# Exercise task
Return the full listing exactly as it is written.

# Material for this exercise
-- Start --

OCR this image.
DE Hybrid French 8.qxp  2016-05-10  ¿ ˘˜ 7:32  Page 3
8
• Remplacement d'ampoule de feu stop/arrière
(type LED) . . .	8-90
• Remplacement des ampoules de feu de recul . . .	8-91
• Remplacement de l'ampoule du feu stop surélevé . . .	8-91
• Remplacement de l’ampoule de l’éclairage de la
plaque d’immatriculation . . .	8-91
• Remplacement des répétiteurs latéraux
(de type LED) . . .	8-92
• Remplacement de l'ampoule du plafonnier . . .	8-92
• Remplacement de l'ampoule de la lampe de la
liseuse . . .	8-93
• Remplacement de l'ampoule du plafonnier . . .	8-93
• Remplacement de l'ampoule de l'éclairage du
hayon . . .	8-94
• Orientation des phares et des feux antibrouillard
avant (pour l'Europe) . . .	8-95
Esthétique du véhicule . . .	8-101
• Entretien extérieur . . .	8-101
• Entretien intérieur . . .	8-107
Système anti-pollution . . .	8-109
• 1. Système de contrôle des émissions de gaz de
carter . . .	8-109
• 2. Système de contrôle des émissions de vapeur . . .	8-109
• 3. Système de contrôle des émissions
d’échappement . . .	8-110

-- End --

# Answer to this exercise
OCR this image.
DE Hybrid French 8.qxp  2016-05-10  ¿ ˘˜ 7:32  Page 3
8
• Remplacement d'ampoule de feu stop/arrière
(type LED) . . .	8-90
• Remplacement des ampoules de feu de recul . . .	8-91
• Remplacement de l'ampoule du feu stop surélevé . . .	8-91
• Remplacement de l’ampoule de l’éclairage de la
plaque d’immatriculation . . .	8-91
• Remplacement des répétiteurs latéraux
(de type LED) . . .	8-92
• Remplacement de l'ampoule du plafonnier . . .	8-92
• Remplacement de l'ampoule de la lampe de la
liseuse . . .	8-93
• Remplacement de l'ampoule du plafonnier . . .	8-93
• Remplacement de l'ampoule de l'éclairage du
hayon . . .	8-94
• Orientation des phares et des feux antibrouillard
avant (pour l'Europe) . . .	8-95
Esthétique du véhicule . . .	8-101
• Entretien extérieur . . .	8-101
• Entretien intérieur . . .	8-107
Système anti-pollution . . .	8-109
• 1. Système de contrôle des émissions de gaz de
carter . . .	8-109
• 2. Système de contrôle des émissions de vapeur . . .	8-109
• 3. Système de contrôle des émissions
d’échappement . . .	8-110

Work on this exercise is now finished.